_JOB:_
Return the count of lines that mention "value", with no other words.

_SUPPLIED ENTRIES:_
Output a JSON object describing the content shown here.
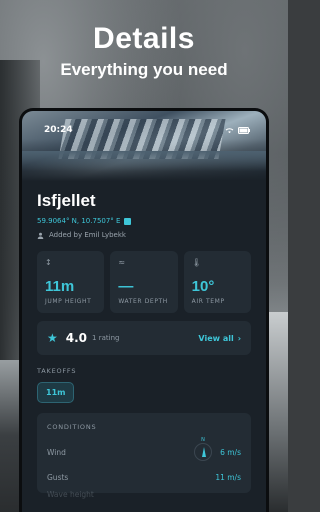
{
  "hero": {
    "title": "Details",
    "subtitle": "Everything you need"
  },
  "status": {
    "time": "20:24"
  },
  "spot": {
    "name": "Isfjellet",
    "coordinates": "59.9064° N, 10.7507° E",
    "added_by": "Added by Emil Lybekk"
  },
  "stats": [
    {
      "icon": "height-arrows-icon",
      "value": "11m",
      "label": "JUMP HEIGHT"
    },
    {
      "icon": "wave-icon",
      "value": "—",
      "label": "WATER DEPTH"
    },
    {
      "icon": "thermometer-icon",
      "value": "10°",
      "label": "AIR TEMP"
    }
  ],
  "rating": {
    "value": "4.0",
    "count": "1 rating",
    "view_all": "View all"
  },
  "takeoffs": {
    "label": "TAKEOFFS",
    "items": [
      "11m"
    ]
  },
  "conditions": {
    "title": "CONDITIONS",
    "rows": [
      {
        "key": "Wind",
        "value": "6 m/s",
        "compass_label": "N"
      },
      {
        "key": "Gusts",
        "value": "11 m/s"
      }
    ],
    "partial_row": "Wave height"
  },
  "colors": {
    "accent": "#3ec6d8",
    "card": "#232c34",
    "screen": "#1a2128"
  }
}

_EXERCISE OUTPUT:_
6